● Short exercise: Below are records. Copy every line with "MWCB" in it.

— Start —

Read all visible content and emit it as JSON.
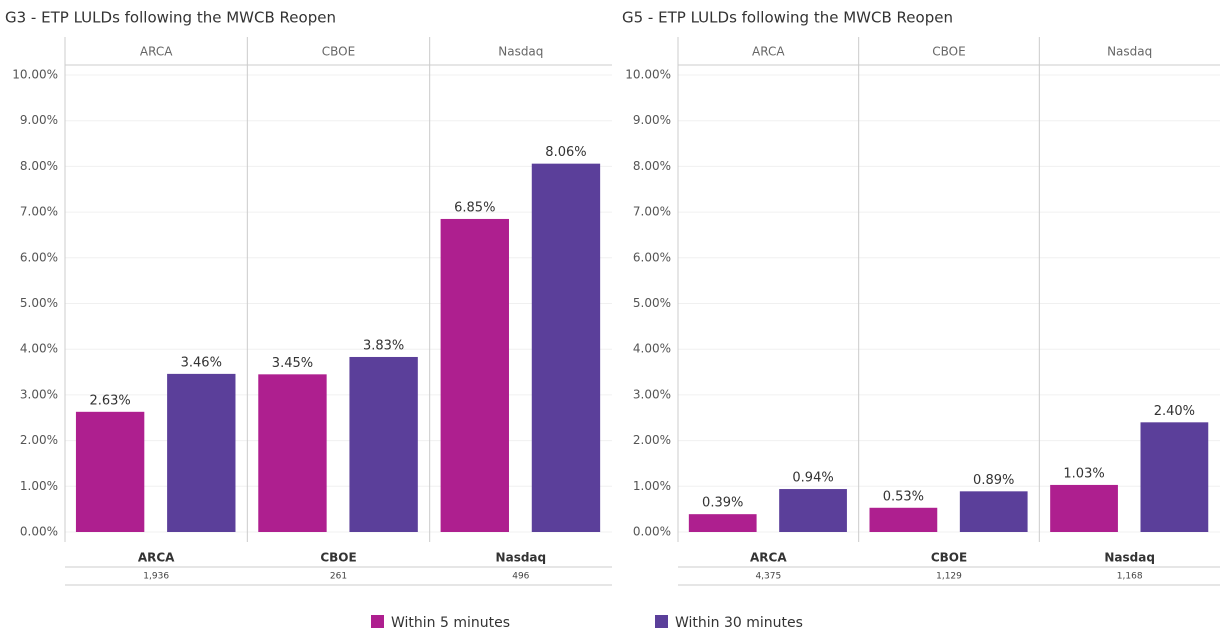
{
  "legend": [
    {
      "name": "Within 5 minutes",
      "color": "#ae1f8f"
    },
    {
      "name": "Within 30 minutes",
      "color": "#5b3f9a"
    }
  ],
  "chart_data": [
    {
      "type": "bar",
      "title": "G3 - ETP LULDs following the MWCB Reopen",
      "categories": [
        "ARCA",
        "CBOE",
        "Nasdaq"
      ],
      "counts": [
        "1,936",
        "261",
        "496"
      ],
      "series": [
        {
          "values": [
            2.63,
            3.45,
            6.85
          ],
          "value_labels": [
            "2.63%",
            "3.45%",
            "6.85%"
          ]
        },
        {
          "values": [
            3.46,
            3.83,
            8.06
          ],
          "value_labels": [
            "3.46%",
            "3.83%",
            "8.06%"
          ]
        }
      ],
      "ylim": [
        0,
        10
      ],
      "yticks": [
        {
          "value": 0,
          "label": "0.00%"
        },
        {
          "value": 1,
          "label": "1.00%"
        },
        {
          "value": 2,
          "label": "2.00%"
        },
        {
          "value": 3,
          "label": "3.00%"
        },
        {
          "value": 4,
          "label": "4.00%"
        },
        {
          "value": 5,
          "label": "5.00%"
        },
        {
          "value": 6,
          "label": "6.00%"
        },
        {
          "value": 7,
          "label": "7.00%"
        },
        {
          "value": 8,
          "label": "8.00%"
        },
        {
          "value": 9,
          "label": "9.00%"
        },
        {
          "value": 10,
          "label": "10.00%"
        }
      ],
      "grid": true
    },
    {
      "type": "bar",
      "title": "G5 - ETP LULDs following the MWCB Reopen",
      "categories": [
        "ARCA",
        "CBOE",
        "Nasdaq"
      ],
      "counts": [
        "4,375",
        "1,129",
        "1,168"
      ],
      "series": [
        {
          "values": [
            0.39,
            0.53,
            1.03
          ],
          "value_labels": [
            "0.39%",
            "0.53%",
            "1.03%"
          ]
        },
        {
          "values": [
            0.94,
            0.89,
            2.4
          ],
          "value_labels": [
            "0.94%",
            "0.89%",
            "2.40%"
          ]
        }
      ],
      "ylim": [
        0,
        10
      ],
      "yticks": [
        {
          "value": 0,
          "label": "0.00%"
        },
        {
          "value": 1,
          "label": "1.00%"
        },
        {
          "value": 2,
          "label": "2.00%"
        },
        {
          "value": 3,
          "label": "3.00%"
        },
        {
          "value": 4,
          "label": "4.00%"
        },
        {
          "value": 5,
          "label": "5.00%"
        },
        {
          "value": 6,
          "label": "6.00%"
        },
        {
          "value": 7,
          "label": "7.00%"
        },
        {
          "value": 8,
          "label": "8.00%"
        },
        {
          "value": 9,
          "label": "9.00%"
        },
        {
          "value": 10,
          "label": "10.00%"
        }
      ],
      "grid": true
    }
  ]
}
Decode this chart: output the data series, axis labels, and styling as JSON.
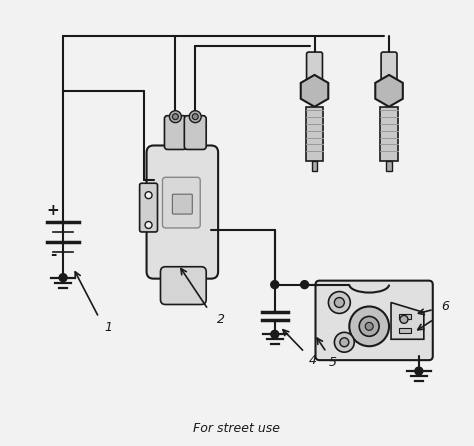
{
  "title": "For street use",
  "bg_color": "#f2f2f2",
  "line_color": "#1a1a1a",
  "lw": 1.5,
  "label_fontsize": 9,
  "title_fontsize": 9
}
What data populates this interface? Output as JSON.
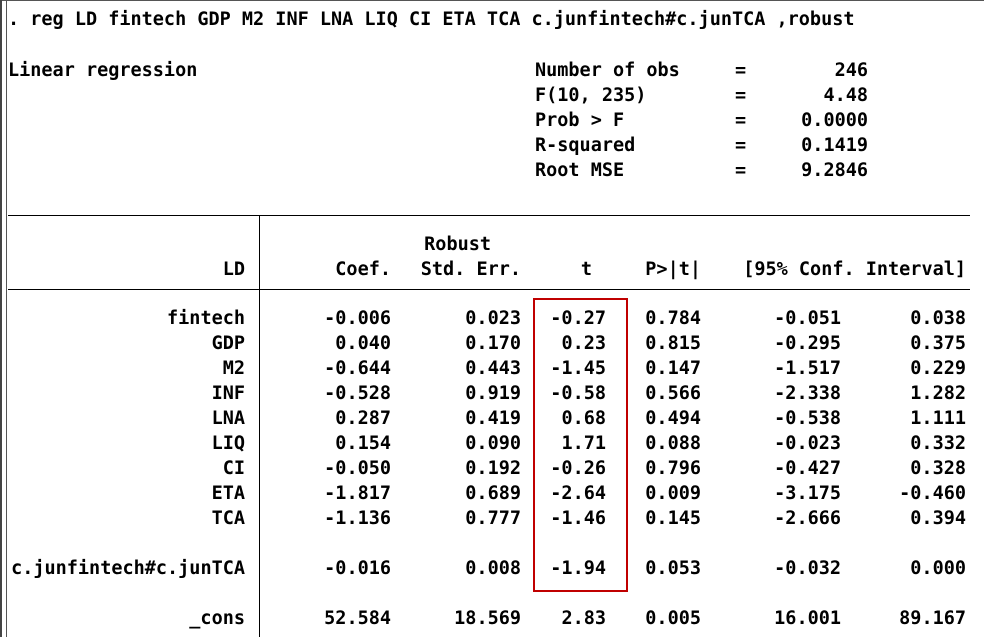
{
  "window": {
    "command": ". reg LD fintech GDP M2 INF LNA LIQ CI ETA TCA c.junfintech#c.junTCA ,robust"
  },
  "summary": {
    "model_label": "Linear regression",
    "stats": [
      {
        "label": "Number of obs",
        "eq": "=",
        "value": "246"
      },
      {
        "label": "F(10, 235)",
        "eq": "=",
        "value": "4.48"
      },
      {
        "label": "Prob > F",
        "eq": "=",
        "value": "0.0000"
      },
      {
        "label": "R-squared",
        "eq": "=",
        "value": "0.1419"
      },
      {
        "label": "Root MSE",
        "eq": "=",
        "value": "9.2846"
      }
    ]
  },
  "table": {
    "header": {
      "robust": "Robust",
      "depvar": "LD",
      "coef": "Coef.",
      "stderr": "Std. Err.",
      "t": "t",
      "p": "P>|t|",
      "ci": "[95% Conf. Interval]"
    },
    "rows": [
      {
        "var": "fintech",
        "coef": "-0.006",
        "se": "0.023",
        "t": "-0.27",
        "p": "0.784",
        "lo": "-0.051",
        "hi": "0.038"
      },
      {
        "var": "GDP",
        "coef": "0.040",
        "se": "0.170",
        "t": "0.23",
        "p": "0.815",
        "lo": "-0.295",
        "hi": "0.375"
      },
      {
        "var": "M2",
        "coef": "-0.644",
        "se": "0.443",
        "t": "-1.45",
        "p": "0.147",
        "lo": "-1.517",
        "hi": "0.229"
      },
      {
        "var": "INF",
        "coef": "-0.528",
        "se": "0.919",
        "t": "-0.58",
        "p": "0.566",
        "lo": "-2.338",
        "hi": "1.282"
      },
      {
        "var": "LNA",
        "coef": "0.287",
        "se": "0.419",
        "t": "0.68",
        "p": "0.494",
        "lo": "-0.538",
        "hi": "1.111"
      },
      {
        "var": "LIQ",
        "coef": "0.154",
        "se": "0.090",
        "t": "1.71",
        "p": "0.088",
        "lo": "-0.023",
        "hi": "0.332"
      },
      {
        "var": "CI",
        "coef": "-0.050",
        "se": "0.192",
        "t": "-0.26",
        "p": "0.796",
        "lo": "-0.427",
        "hi": "0.328"
      },
      {
        "var": "ETA",
        "coef": "-1.817",
        "se": "0.689",
        "t": "-2.64",
        "p": "0.009",
        "lo": "-3.175",
        "hi": "-0.460"
      },
      {
        "var": "TCA",
        "coef": "-1.136",
        "se": "0.777",
        "t": "-1.46",
        "p": "0.145",
        "lo": "-2.666",
        "hi": "0.394"
      },
      {
        "var": "c.junfintech#c.junTCA",
        "coef": "-0.016",
        "se": "0.008",
        "t": "-1.94",
        "p": "0.053",
        "lo": "-0.032",
        "hi": "0.000"
      },
      {
        "var": "_cons",
        "coef": "52.584",
        "se": "18.569",
        "t": "2.83",
        "p": "0.005",
        "lo": "16.001",
        "hi": "89.167"
      }
    ]
  },
  "highlight": {
    "color": "#c00000",
    "target": "t-column"
  }
}
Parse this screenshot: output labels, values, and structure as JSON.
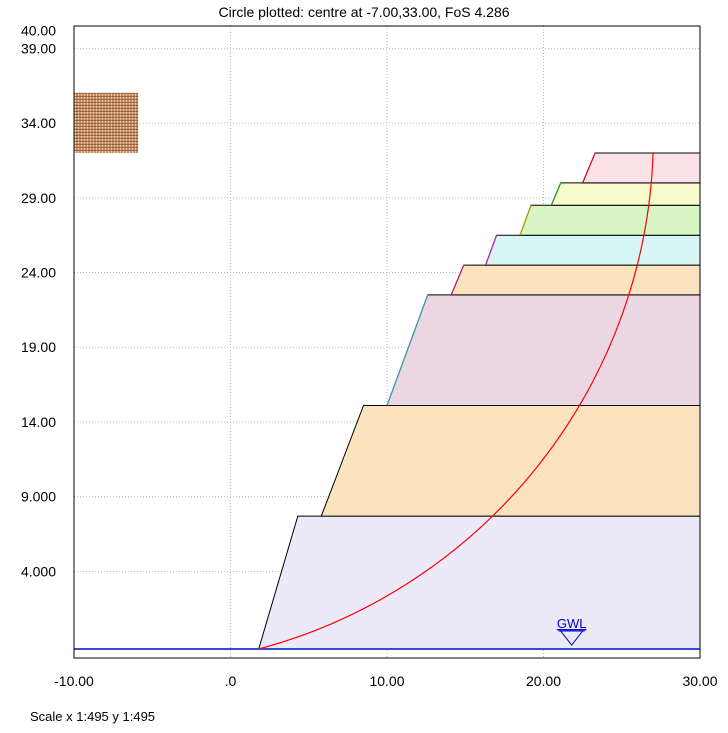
{
  "chart_data": {
    "type": "line",
    "title": "Circle plotted: centre at -7.00,33.00, FoS  4.286",
    "x_ticks": [
      "-10.00",
      ".0",
      "10.00",
      "20.00",
      "30.00"
    ],
    "x_tick_values": [
      -10,
      0,
      10,
      20,
      30
    ],
    "y_ticks": [
      "40.00",
      "39.00",
      "34.00",
      "29.00",
      "24.00",
      "19.00",
      "14.00",
      "9.000",
      "4.000"
    ],
    "y_tick_values": [
      40,
      39,
      34,
      29,
      24,
      19,
      14,
      9,
      4
    ],
    "xlim": [
      -10,
      30
    ],
    "ylim": [
      -1.8,
      40.5
    ],
    "grid": true,
    "layers": [
      {
        "name": "layer-1",
        "fill": "#ece9f8",
        "stroke": "#000000",
        "points": [
          [
            -10,
            -1.2
          ],
          [
            1.8,
            -1.2
          ],
          [
            4.3,
            7.7
          ],
          [
            30,
            7.7
          ],
          [
            30,
            -1.2
          ]
        ]
      },
      {
        "name": "layer-2",
        "fill": "#fbe3c0",
        "stroke": "#000000",
        "points": [
          [
            5.8,
            7.7
          ],
          [
            8.5,
            15.1
          ],
          [
            30,
            15.1
          ],
          [
            30,
            7.7
          ]
        ]
      },
      {
        "name": "layer-3",
        "fill": "#ebd7e2",
        "stroke": "#3a9fb8",
        "points": [
          [
            10.0,
            15.1
          ],
          [
            12.6,
            22.5
          ],
          [
            30,
            22.5
          ],
          [
            30,
            15.1
          ]
        ]
      },
      {
        "name": "layer-4",
        "fill": "#fbe3c0",
        "stroke": "#c0187a",
        "points": [
          [
            14.1,
            22.5
          ],
          [
            14.9,
            24.5
          ],
          [
            30,
            24.5
          ],
          [
            30,
            22.5
          ]
        ]
      },
      {
        "name": "layer-5",
        "fill": "#d9f6f6",
        "stroke": "#c020c0",
        "points": [
          [
            16.3,
            24.5
          ],
          [
            17.0,
            26.5
          ],
          [
            30,
            26.5
          ],
          [
            30,
            24.5
          ]
        ]
      },
      {
        "name": "layer-6",
        "fill": "#d8f5c4",
        "stroke": "#b8a000",
        "points": [
          [
            18.5,
            26.5
          ],
          [
            19.2,
            28.5
          ],
          [
            30,
            28.5
          ],
          [
            30,
            26.5
          ]
        ]
      },
      {
        "name": "layer-7",
        "fill": "#f8fccc",
        "stroke": "#2a9a2a",
        "points": [
          [
            20.5,
            28.5
          ],
          [
            21.1,
            30.0
          ],
          [
            30,
            30.0
          ],
          [
            30,
            28.5
          ]
        ]
      },
      {
        "name": "layer-8",
        "fill": "#fbe2e8",
        "stroke": "#d0102a",
        "points": [
          [
            22.5,
            30.0
          ],
          [
            23.3,
            32.0
          ],
          [
            30,
            32.0
          ],
          [
            30,
            30.0
          ]
        ]
      }
    ],
    "circle": {
      "centre_x": -7.0,
      "centre_y": 33.0,
      "color": "#ff0000",
      "entry": [
        27.0,
        32.0
      ],
      "exit": [
        1.8,
        -1.2
      ]
    },
    "search_grid": {
      "x_range": [
        -10,
        -5.9
      ],
      "y_range": [
        32,
        36
      ],
      "color": "#8b3a1a"
    },
    "ground_line": {
      "y": -1.2,
      "color": "#3050d0"
    },
    "gwl": {
      "label": "GWL",
      "x": 21.8,
      "y": -1.2,
      "color": "#0000cc"
    }
  },
  "footer": {
    "scale_text": "Scale x 1:495  y 1:495"
  }
}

— End —

● Answer in full:
      "title": "G3 - ETP LULDs following the MWCB Reopen",
      "title": "G5 - ETP LULDs following the MWCB Reopen",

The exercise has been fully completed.